◆ **PROBLEM STATEMENT**:
Look through the lines below and extract any with the word "โดยสาร".

◆ **MATERIAL SHOWN**:
(begin)

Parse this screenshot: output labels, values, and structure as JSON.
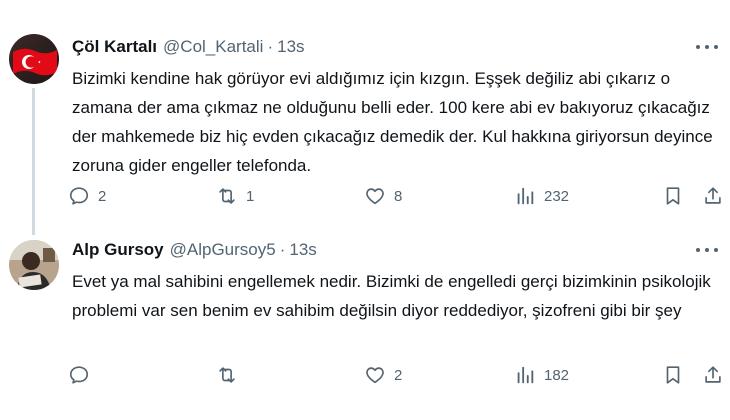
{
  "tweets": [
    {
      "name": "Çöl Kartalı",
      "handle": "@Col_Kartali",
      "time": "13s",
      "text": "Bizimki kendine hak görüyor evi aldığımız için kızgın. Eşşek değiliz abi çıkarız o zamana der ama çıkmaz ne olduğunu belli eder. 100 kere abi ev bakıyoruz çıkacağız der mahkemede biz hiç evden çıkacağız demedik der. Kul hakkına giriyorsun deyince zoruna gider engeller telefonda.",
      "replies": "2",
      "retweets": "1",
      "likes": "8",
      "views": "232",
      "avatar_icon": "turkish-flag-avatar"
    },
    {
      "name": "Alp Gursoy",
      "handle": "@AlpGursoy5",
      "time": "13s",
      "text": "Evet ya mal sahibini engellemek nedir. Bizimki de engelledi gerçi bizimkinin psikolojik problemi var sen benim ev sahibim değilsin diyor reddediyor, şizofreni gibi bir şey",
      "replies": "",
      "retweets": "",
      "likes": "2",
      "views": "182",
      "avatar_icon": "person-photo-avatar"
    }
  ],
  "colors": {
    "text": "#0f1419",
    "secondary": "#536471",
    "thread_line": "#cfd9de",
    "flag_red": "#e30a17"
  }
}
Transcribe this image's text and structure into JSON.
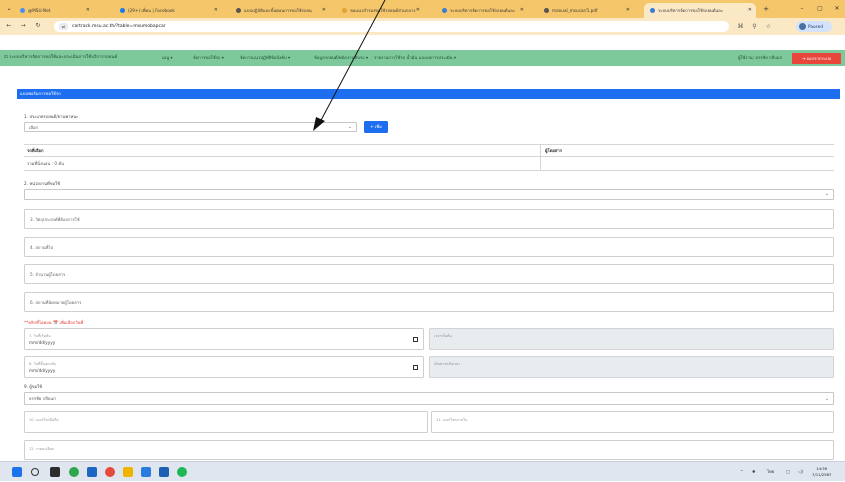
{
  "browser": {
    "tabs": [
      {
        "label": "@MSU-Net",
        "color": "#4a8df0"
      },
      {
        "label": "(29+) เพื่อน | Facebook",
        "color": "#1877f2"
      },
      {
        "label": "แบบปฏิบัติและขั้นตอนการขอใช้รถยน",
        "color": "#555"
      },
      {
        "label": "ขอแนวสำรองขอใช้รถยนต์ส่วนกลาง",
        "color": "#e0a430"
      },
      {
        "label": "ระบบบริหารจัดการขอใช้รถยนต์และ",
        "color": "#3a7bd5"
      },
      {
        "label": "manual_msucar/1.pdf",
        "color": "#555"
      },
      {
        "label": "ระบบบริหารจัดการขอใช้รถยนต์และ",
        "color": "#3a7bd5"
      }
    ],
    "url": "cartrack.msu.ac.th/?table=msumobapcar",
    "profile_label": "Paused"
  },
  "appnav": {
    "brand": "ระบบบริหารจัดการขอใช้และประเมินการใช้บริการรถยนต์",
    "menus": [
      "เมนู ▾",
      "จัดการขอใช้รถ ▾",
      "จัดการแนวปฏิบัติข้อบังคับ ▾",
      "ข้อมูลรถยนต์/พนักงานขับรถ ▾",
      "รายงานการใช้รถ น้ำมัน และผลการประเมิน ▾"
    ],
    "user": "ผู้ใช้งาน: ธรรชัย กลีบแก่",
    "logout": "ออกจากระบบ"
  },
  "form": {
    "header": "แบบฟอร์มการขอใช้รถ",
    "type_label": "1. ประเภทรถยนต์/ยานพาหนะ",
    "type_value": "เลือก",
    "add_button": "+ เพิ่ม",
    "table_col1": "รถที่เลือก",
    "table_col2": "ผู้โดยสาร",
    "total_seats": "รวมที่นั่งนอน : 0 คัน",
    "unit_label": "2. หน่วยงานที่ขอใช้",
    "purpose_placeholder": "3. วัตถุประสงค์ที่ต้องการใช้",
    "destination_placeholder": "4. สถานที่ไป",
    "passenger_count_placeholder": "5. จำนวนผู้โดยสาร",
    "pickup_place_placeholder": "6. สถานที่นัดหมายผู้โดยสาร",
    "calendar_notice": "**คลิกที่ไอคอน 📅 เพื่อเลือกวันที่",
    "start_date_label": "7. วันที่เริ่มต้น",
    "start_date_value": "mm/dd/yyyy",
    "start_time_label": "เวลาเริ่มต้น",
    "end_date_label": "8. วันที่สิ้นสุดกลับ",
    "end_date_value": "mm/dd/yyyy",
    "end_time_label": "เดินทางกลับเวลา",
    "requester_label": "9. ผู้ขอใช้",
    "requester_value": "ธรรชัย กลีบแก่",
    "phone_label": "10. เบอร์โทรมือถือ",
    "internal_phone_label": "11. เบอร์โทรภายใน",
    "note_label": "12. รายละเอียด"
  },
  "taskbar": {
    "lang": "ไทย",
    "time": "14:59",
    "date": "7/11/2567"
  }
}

(end)
(begin)

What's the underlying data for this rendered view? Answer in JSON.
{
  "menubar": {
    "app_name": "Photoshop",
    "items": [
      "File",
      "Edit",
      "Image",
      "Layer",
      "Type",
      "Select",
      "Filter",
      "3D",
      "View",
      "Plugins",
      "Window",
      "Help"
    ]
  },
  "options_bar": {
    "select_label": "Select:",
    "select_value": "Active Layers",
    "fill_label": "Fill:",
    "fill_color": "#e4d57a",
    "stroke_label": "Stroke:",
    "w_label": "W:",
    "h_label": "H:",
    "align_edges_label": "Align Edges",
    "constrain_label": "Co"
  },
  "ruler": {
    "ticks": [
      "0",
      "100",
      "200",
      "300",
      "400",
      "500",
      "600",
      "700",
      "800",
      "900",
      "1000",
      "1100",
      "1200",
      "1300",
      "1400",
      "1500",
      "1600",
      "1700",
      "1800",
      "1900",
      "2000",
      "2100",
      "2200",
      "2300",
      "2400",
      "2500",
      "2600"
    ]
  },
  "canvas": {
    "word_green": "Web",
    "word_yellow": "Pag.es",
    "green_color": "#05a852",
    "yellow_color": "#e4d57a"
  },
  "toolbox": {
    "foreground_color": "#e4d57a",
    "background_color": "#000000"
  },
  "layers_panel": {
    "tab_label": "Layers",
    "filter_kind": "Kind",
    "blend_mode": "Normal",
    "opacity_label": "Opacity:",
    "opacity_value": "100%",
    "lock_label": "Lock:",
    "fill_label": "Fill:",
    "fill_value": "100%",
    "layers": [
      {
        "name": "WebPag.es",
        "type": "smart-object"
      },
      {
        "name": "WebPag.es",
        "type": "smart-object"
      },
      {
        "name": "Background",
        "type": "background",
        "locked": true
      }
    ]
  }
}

(end)

◆ **OUTPUT BELOW**:
    "table_col2": "ผู้โดยสาร",
    "passenger_count_placeholder": "5. จำนวนผู้โดยสาร",
    "pickup_place_placeholder": "6. สถานที่นัดหมายผู้โดยสาร",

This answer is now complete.